Goal of the exercise
Your task is to filter the data below down to the lines holding "name".

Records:
Begin

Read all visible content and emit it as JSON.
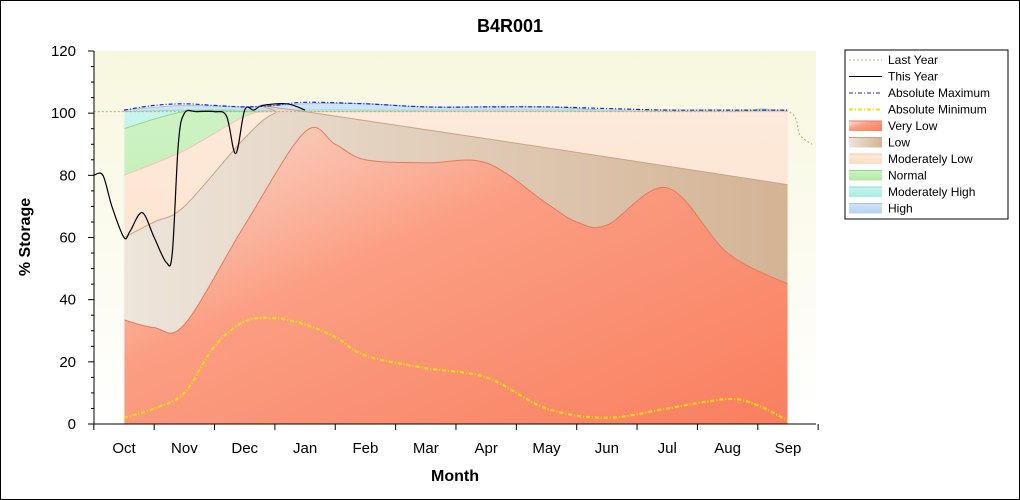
{
  "chart_data": {
    "type": "area",
    "title": "B4R001",
    "xlabel": "Month",
    "ylabel": "% Storage",
    "ylim": [
      0,
      120
    ],
    "y_ticks": [
      0,
      20,
      40,
      60,
      80,
      100,
      120
    ],
    "categories": [
      "Oct",
      "Nov",
      "Dec",
      "Jan",
      "Feb",
      "Mar",
      "Apr",
      "May",
      "Jun",
      "Jul",
      "Aug",
      "Sep"
    ],
    "xlim": [
      -0.5,
      11.5
    ],
    "grid": false,
    "legend_position": "right",
    "bands": [
      {
        "name": "Very Low",
        "color": "#fa8c6e",
        "x": [
          0,
          0.5,
          1,
          2,
          3,
          3.5,
          4,
          5,
          6,
          7,
          7.5,
          8,
          9,
          10,
          11
        ],
        "lower": [
          0,
          0,
          0,
          0,
          0,
          0,
          0,
          0,
          0,
          0,
          0,
          0,
          0,
          0,
          0
        ],
        "upper": [
          33.5,
          31,
          32,
          64,
          94,
          90,
          85,
          84,
          84,
          71,
          65,
          64,
          76,
          55,
          45
        ]
      },
      {
        "name": "Low",
        "color": "#d9b799",
        "x": [
          0,
          0.5,
          1,
          2,
          2.5,
          3,
          11
        ],
        "upper": [
          60,
          65,
          70,
          92,
          100,
          100.5,
          77
        ]
      },
      {
        "name": "Moderately Low",
        "color": "#fde3cf",
        "x": [
          0,
          1,
          2,
          2.5,
          3,
          10,
          11
        ],
        "upper": [
          80,
          88,
          99,
          100.5,
          100.5,
          100.5,
          100.5
        ]
      },
      {
        "name": "Normal",
        "color": "#c6f0c0",
        "x": [
          0,
          1,
          2,
          3,
          10,
          11
        ],
        "upper": [
          95,
          100.5,
          100.5,
          100.5,
          100.5,
          100.5
        ]
      },
      {
        "name": "Moderately High",
        "color": "#b6f2e6",
        "x": [
          0,
          1,
          2,
          3,
          10,
          10.5,
          11
        ],
        "upper": [
          100.5,
          101,
          101,
          101,
          101,
          101,
          96
        ]
      },
      {
        "name": "High",
        "color": "#c4ddf4",
        "x": [
          0,
          1,
          2,
          3,
          4,
          5,
          6,
          7,
          8,
          9,
          10,
          11
        ],
        "upper": [
          101,
          102.5,
          102,
          103,
          103,
          102,
          102,
          102,
          101,
          101,
          101,
          101
        ]
      }
    ],
    "series": [
      {
        "name": "Last Year",
        "color": "#d9a070",
        "style": "dotted",
        "x": [
          -0.5,
          0,
          1,
          2,
          3,
          4,
          5,
          6,
          7,
          8,
          9,
          10,
          11,
          11.2,
          11.4
        ],
        "y": [
          100.5,
          100.5,
          100.5,
          100.5,
          100.5,
          100.5,
          100.5,
          100.5,
          100.5,
          100.5,
          100.5,
          100.5,
          100.5,
          93,
          90
        ]
      },
      {
        "name": "This Year",
        "color": "#000000",
        "style": "solid",
        "x": [
          -0.5,
          -0.35,
          -0.2,
          0,
          0.1,
          0.3,
          0.5,
          0.7,
          0.8,
          0.9,
          1.0,
          1.2,
          1.5,
          1.7,
          1.85,
          2.0,
          2.15,
          2.3,
          2.7,
          3.0
        ],
        "y": [
          80,
          80,
          70,
          60,
          62,
          68,
          60,
          52,
          55,
          90,
          100,
          100.5,
          100.5,
          99,
          87,
          101,
          101,
          102.5,
          103,
          101
        ]
      },
      {
        "name": "Absolute Maximum",
        "color": "#2020d0",
        "style": "dashdot",
        "x": [
          0,
          0.5,
          1,
          1.5,
          2,
          2.5,
          3,
          4,
          5,
          6,
          7,
          8,
          9,
          10,
          11
        ],
        "y": [
          101,
          102.5,
          103,
          102.5,
          102,
          102.5,
          103.5,
          103,
          102,
          102,
          102,
          101.5,
          101,
          101,
          101
        ]
      },
      {
        "name": "Absolute Minimum",
        "color": "#f3e400",
        "style": "dashdot",
        "x": [
          0,
          0.5,
          1,
          1.5,
          2,
          2.5,
          3,
          3.5,
          4,
          5,
          6,
          7,
          8,
          9,
          10,
          10.5,
          11
        ],
        "y": [
          2,
          5,
          10,
          25,
          33,
          34,
          32,
          28,
          22,
          18,
          15,
          5,
          2,
          5,
          8,
          6,
          1
        ]
      }
    ]
  }
}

End

Completed task
        "name": "Very Low",
        "name": "Low",
        "name": "Moderately Low",
        "name": "Normal",
        "name": "Moderately High",
        "name": "High",
        "name": "Last Year",
        "name": "This Year",
        "name": "Absolute Maximum",
        "name": "Absolute Minimum",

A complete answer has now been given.